Spatial layout entries
====
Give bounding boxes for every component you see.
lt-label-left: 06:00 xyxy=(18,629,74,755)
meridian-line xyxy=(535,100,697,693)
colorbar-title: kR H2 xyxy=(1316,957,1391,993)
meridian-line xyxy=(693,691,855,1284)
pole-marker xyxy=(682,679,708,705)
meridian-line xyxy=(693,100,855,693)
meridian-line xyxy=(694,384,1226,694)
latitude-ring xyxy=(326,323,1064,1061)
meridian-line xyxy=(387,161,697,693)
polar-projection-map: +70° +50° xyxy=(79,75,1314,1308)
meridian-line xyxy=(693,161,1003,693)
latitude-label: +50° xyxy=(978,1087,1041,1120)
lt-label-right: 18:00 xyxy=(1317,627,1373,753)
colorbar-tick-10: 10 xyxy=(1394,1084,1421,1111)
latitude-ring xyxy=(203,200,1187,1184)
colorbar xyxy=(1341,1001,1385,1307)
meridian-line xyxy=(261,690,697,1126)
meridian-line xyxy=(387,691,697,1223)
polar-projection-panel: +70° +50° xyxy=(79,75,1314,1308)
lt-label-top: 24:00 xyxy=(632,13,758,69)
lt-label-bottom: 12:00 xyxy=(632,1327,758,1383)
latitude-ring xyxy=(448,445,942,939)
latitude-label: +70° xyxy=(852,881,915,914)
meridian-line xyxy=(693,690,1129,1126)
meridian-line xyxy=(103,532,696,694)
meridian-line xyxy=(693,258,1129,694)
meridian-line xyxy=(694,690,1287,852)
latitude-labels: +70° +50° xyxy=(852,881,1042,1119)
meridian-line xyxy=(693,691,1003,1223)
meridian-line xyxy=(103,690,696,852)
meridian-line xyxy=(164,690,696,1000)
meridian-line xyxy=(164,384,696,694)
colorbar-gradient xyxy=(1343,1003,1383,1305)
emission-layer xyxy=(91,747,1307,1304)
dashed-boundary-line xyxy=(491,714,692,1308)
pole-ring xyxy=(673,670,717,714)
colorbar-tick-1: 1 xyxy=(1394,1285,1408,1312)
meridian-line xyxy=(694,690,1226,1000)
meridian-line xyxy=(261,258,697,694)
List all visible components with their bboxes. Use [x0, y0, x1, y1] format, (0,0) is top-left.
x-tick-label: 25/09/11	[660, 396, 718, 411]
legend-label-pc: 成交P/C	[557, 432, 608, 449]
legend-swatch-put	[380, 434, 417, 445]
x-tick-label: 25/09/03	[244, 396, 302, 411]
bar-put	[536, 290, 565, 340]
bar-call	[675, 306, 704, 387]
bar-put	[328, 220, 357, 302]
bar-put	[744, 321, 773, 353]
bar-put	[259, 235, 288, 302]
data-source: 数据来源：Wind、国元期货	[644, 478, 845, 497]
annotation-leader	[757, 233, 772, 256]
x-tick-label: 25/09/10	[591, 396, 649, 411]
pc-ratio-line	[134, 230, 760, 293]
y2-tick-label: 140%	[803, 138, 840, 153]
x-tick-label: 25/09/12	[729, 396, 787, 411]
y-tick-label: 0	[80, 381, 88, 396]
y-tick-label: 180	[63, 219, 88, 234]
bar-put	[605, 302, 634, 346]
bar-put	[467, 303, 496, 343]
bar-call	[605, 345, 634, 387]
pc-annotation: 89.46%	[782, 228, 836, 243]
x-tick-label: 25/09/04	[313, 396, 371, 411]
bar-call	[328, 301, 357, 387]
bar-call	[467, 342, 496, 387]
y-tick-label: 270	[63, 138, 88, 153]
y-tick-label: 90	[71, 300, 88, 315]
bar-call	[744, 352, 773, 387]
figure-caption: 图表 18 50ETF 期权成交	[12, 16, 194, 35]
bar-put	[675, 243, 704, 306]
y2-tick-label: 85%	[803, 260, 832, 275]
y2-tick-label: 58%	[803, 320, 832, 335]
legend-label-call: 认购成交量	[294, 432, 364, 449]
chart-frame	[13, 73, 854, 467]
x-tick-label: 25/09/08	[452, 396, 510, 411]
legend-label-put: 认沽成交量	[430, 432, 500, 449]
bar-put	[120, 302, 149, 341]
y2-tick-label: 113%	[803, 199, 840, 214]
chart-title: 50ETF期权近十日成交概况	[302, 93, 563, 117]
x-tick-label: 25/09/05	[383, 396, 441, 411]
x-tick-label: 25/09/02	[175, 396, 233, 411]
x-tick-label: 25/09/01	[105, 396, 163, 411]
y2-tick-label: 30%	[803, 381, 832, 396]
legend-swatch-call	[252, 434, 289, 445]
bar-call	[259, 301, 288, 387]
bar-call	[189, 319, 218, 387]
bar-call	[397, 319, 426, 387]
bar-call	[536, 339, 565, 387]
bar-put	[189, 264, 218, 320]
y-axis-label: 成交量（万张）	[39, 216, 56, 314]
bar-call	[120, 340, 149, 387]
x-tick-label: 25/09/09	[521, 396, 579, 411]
====
**Instructions to follow**
Could you reproduce all the records with every "meridian-line" replaced by "longitude-line" and nothing else altered?

**Answer below**
Give bounding boxes for every component you see.
lt-label-left: 06:00 xyxy=(18,629,74,755)
longitude-line xyxy=(535,100,697,693)
colorbar-title: kR H2 xyxy=(1316,957,1391,993)
longitude-line xyxy=(693,691,855,1284)
pole-marker xyxy=(682,679,708,705)
longitude-line xyxy=(693,100,855,693)
longitude-line xyxy=(694,384,1226,694)
latitude-ring xyxy=(326,323,1064,1061)
longitude-line xyxy=(387,161,697,693)
polar-projection-map: +70° +50° xyxy=(79,75,1314,1308)
longitude-line xyxy=(693,161,1003,693)
latitude-label: +50° xyxy=(978,1087,1041,1120)
lt-label-right: 18:00 xyxy=(1317,627,1373,753)
colorbar-tick-10: 10 xyxy=(1394,1084,1421,1111)
latitude-ring xyxy=(203,200,1187,1184)
colorbar xyxy=(1341,1001,1385,1307)
longitude-line xyxy=(261,690,697,1126)
longitude-line xyxy=(387,691,697,1223)
polar-projection-panel: +70° +50° xyxy=(79,75,1314,1308)
lt-label-top: 24:00 xyxy=(632,13,758,69)
lt-label-bottom: 12:00 xyxy=(632,1327,758,1383)
latitude-ring xyxy=(448,445,942,939)
latitude-label: +70° xyxy=(852,881,915,914)
longitude-line xyxy=(693,690,1129,1126)
longitude-line xyxy=(103,532,696,694)
longitude-line xyxy=(693,258,1129,694)
longitude-line xyxy=(694,690,1287,852)
latitude-labels: +70° +50° xyxy=(852,881,1042,1119)
longitude-line xyxy=(693,691,1003,1223)
longitude-line xyxy=(103,690,696,852)
longitude-line xyxy=(164,690,696,1000)
longitude-line xyxy=(164,384,696,694)
colorbar-gradient xyxy=(1343,1003,1383,1305)
emission-layer xyxy=(91,747,1307,1304)
dashed-boundary-line xyxy=(491,714,692,1308)
pole-ring xyxy=(673,670,717,714)
colorbar-tick-1: 1 xyxy=(1394,1285,1408,1312)
longitude-line xyxy=(694,690,1226,1000)
longitude-line xyxy=(261,258,697,694)
List all visible components with their bboxes. Use [x0, y0, x1, y1] format, (0,0) is top-left.
x-tick-label: 25/09/11	[660, 396, 718, 411]
legend-label-pc: 成交P/C	[557, 432, 608, 449]
legend-swatch-put	[380, 434, 417, 445]
x-tick-label: 25/09/03	[244, 396, 302, 411]
bar-put	[536, 290, 565, 340]
bar-call	[675, 306, 704, 387]
bar-put	[328, 220, 357, 302]
bar-put	[744, 321, 773, 353]
bar-put	[259, 235, 288, 302]
data-source: 数据来源：Wind、国元期货	[644, 478, 845, 497]
annotation-leader	[757, 233, 772, 256]
x-tick-label: 25/09/10	[591, 396, 649, 411]
pc-ratio-line	[134, 230, 760, 293]
y2-tick-label: 140%	[803, 138, 840, 153]
x-tick-label: 25/09/12	[729, 396, 787, 411]
y-tick-label: 0	[80, 381, 88, 396]
y-tick-label: 180	[63, 219, 88, 234]
bar-put	[605, 302, 634, 346]
bar-put	[467, 303, 496, 343]
bar-call	[605, 345, 634, 387]
pc-annotation: 89.46%	[782, 228, 836, 243]
x-tick-label: 25/09/04	[313, 396, 371, 411]
bar-call	[328, 301, 357, 387]
bar-call	[467, 342, 496, 387]
y-tick-label: 270	[63, 138, 88, 153]
y-tick-label: 90	[71, 300, 88, 315]
bar-call	[744, 352, 773, 387]
figure-caption: 图表 18 50ETF 期权成交	[12, 16, 194, 35]
bar-put	[675, 243, 704, 306]
y2-tick-label: 85%	[803, 260, 832, 275]
y2-tick-label: 58%	[803, 320, 832, 335]
legend-label-call: 认购成交量	[294, 432, 364, 449]
chart-frame	[13, 73, 854, 467]
x-tick-label: 25/09/08	[452, 396, 510, 411]
legend-label-put: 认沽成交量	[430, 432, 500, 449]
bar-put	[120, 302, 149, 341]
y2-tick-label: 113%	[803, 199, 840, 214]
chart-title: 50ETF期权近十日成交概况	[302, 93, 563, 117]
x-tick-label: 25/09/05	[383, 396, 441, 411]
x-tick-label: 25/09/02	[175, 396, 233, 411]
x-tick-label: 25/09/01	[105, 396, 163, 411]
y2-tick-label: 30%	[803, 381, 832, 396]
legend-swatch-call	[252, 434, 289, 445]
bar-call	[259, 301, 288, 387]
bar-call	[189, 319, 218, 387]
bar-call	[397, 319, 426, 387]
bar-call	[536, 339, 565, 387]
bar-put	[189, 264, 218, 320]
y-axis-label: 成交量（万张）	[39, 216, 56, 314]
bar-call	[120, 340, 149, 387]
x-tick-label: 25/09/09	[521, 396, 579, 411]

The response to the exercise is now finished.